What is asked |
Tally the lines containing the word "label", and report the tally alone.
──────── Records
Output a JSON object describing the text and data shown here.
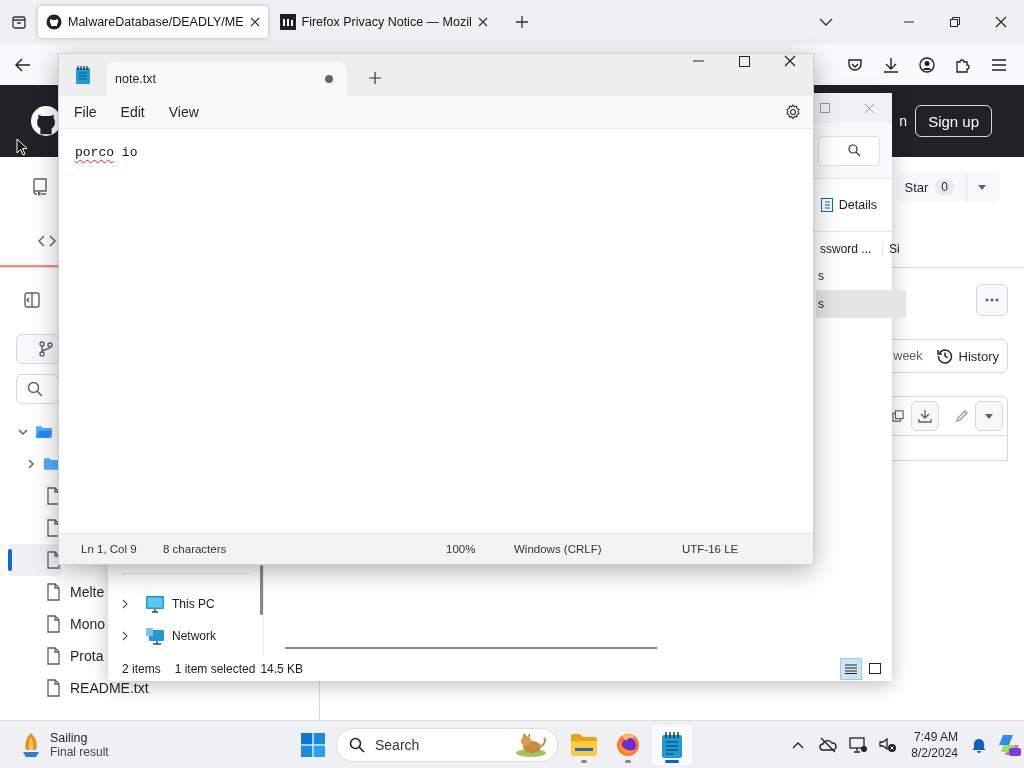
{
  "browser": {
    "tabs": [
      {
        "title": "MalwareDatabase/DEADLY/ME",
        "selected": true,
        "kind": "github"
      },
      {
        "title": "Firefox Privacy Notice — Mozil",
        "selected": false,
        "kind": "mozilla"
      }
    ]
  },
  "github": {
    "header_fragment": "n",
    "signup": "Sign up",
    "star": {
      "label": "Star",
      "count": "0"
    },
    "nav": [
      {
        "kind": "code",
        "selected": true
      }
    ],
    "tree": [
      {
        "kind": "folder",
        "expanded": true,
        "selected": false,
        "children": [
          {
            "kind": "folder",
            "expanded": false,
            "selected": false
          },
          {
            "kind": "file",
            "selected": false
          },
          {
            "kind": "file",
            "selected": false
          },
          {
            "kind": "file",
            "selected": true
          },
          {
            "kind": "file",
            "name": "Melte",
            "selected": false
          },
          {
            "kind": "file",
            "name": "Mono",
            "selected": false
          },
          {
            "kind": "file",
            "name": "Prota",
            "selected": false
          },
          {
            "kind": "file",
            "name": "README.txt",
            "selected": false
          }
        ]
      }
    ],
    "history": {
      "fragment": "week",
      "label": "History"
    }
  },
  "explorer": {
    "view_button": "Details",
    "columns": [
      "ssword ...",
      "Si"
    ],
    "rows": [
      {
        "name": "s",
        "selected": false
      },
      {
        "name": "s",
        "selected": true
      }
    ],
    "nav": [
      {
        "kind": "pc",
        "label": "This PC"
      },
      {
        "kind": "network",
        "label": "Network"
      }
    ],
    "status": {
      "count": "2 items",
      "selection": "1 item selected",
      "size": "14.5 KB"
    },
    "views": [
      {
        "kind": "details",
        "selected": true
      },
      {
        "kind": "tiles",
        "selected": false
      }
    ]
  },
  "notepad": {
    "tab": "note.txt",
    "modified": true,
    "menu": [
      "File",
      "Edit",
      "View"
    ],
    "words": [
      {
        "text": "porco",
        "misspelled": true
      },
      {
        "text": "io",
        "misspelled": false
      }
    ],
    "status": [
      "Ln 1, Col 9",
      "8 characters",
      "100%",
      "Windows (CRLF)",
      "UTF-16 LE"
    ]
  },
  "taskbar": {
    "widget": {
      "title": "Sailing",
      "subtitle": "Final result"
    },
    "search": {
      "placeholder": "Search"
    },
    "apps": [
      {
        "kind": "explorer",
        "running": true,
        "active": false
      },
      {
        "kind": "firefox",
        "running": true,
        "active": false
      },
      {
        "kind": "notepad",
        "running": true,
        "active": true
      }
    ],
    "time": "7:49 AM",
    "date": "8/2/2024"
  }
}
────────────────
Response below |
4